## BEGIN

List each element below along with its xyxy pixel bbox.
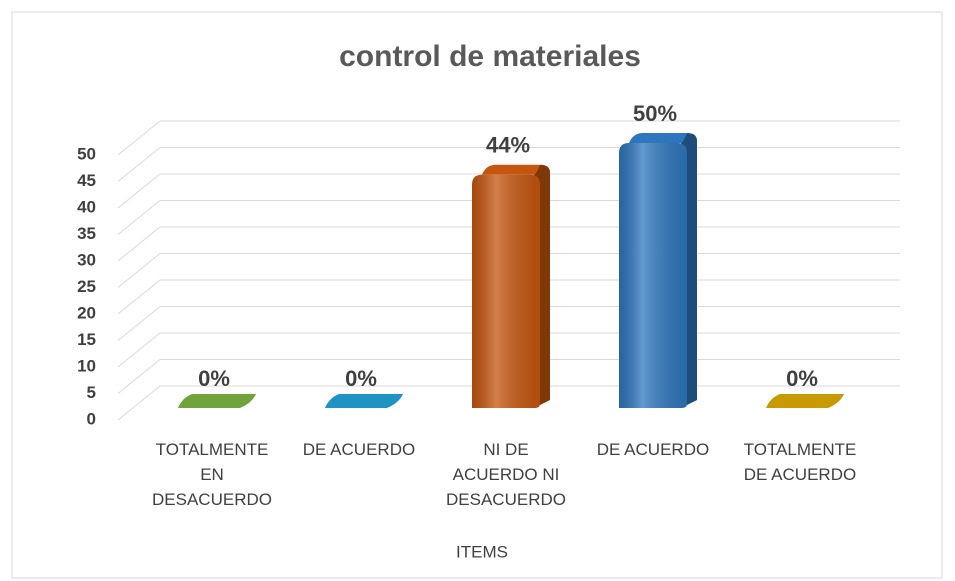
data-label: 0% <box>198 366 230 391</box>
data-label: 0% <box>345 366 377 391</box>
data-label: 44% <box>486 133 530 158</box>
y-tick-label: 25 <box>77 277 96 296</box>
y-tick-label: 20 <box>77 303 96 322</box>
x-axis-label: ITEMS <box>456 542 508 561</box>
y-tick-label: 30 <box>77 250 96 269</box>
y-tick-label: 0 <box>87 409 96 428</box>
x-tick-label: TOTALMENTE DE ACUERDO <box>743 440 857 484</box>
bar <box>325 394 403 408</box>
y-tick-label: 5 <box>87 383 96 402</box>
x-tick-label: NI DE ACUERDO NI DESACUERDO <box>446 440 566 509</box>
y-tick-label: 45 <box>77 171 96 190</box>
x-tick-label: DE ACUERDO <box>596 440 710 459</box>
y-tick-label: 15 <box>77 330 96 349</box>
x-tick-label: DE ACUERDO <box>302 440 416 459</box>
bar <box>766 394 844 408</box>
bar <box>178 394 256 408</box>
bar <box>472 164 550 408</box>
bar <box>619 133 697 408</box>
y-tick-label: 50 <box>77 144 96 163</box>
y-tick-label: 10 <box>77 356 96 375</box>
y-tick-label: 35 <box>77 224 96 243</box>
grid-line <box>117 120 900 156</box>
data-label: 50% <box>633 101 677 126</box>
chart-title: control de materiales <box>339 40 641 73</box>
x-tick-label: TOTALMENTE EN DESACUERDO <box>152 440 272 509</box>
y-tick-label: 40 <box>77 197 96 216</box>
data-label: 0% <box>786 366 818 391</box>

## END

REQUIREMENT:
Convert the entries above into a JSON array of strings, one string per line, omitting blank lines and the pictures.

ANSWER FOR THIS EXERCISE:
[
  "List each element below along with its xyxy pixel bbox.",
  "data-label: 0% <box>198 366 230 391</box>",
  "data-label: 0% <box>345 366 377 391</box>",
  "data-label: 44% <box>486 133 530 158</box>",
  "y-tick-label: 25 <box>77 277 96 296</box>",
  "y-tick-label: 20 <box>77 303 96 322</box>",
  "x-axis-label: ITEMS <box>456 542 508 561</box>",
  "y-tick-label: 30 <box>77 250 96 269</box>",
  "y-tick-label: 0 <box>87 409 96 428</box>",
  "x-tick-label: TOTALMENTE DE ACUERDO <box>743 440 857 484</box>",
  "bar <box>325 394 403 408</box>",
  "y-tick-label: 5 <box>87 383 96 402</box>",
  "x-tick-label: NI DE ACUERDO NI DESACUERDO <box>446 440 566 509</box>",
  "y-tick-label: 45 <box>77 171 96 190</box>",
  "x-tick-label: DE ACUERDO <box>596 440 710 459</box>",
  "y-tick-label: 15 <box>77 330 96 349</box>",
  "x-tick-label: DE ACUERDO <box>302 440 416 459</box>",
  "bar <box>766 394 844 408</box>",
  "bar <box>178 394 256 408</box>",
  "bar <box>472 164 550 408</box>",
  "bar <box>619 133 697 408</box>",
  "y-tick-label: 50 <box>77 144 96 163</box>",
  "y-tick-label: 10 <box>77 356 96 375</box>",
  "y-tick-label: 35 <box>77 224 96 243</box>",
  "grid-line <box>117 120 900 156</box>",
  "data-label: 50% <box>633 101 677 126</box>",
  "chart-title: control de materiales <box>339 40 641 73</box>",
  "x-tick-label: TOTALMENTE EN DESACUERDO <box>152 440 272 509</box>",
  "y-tick-label: 40 <box>77 197 96 216</box>",
  "data-label: 0% <box>786 366 818 391</box>"
]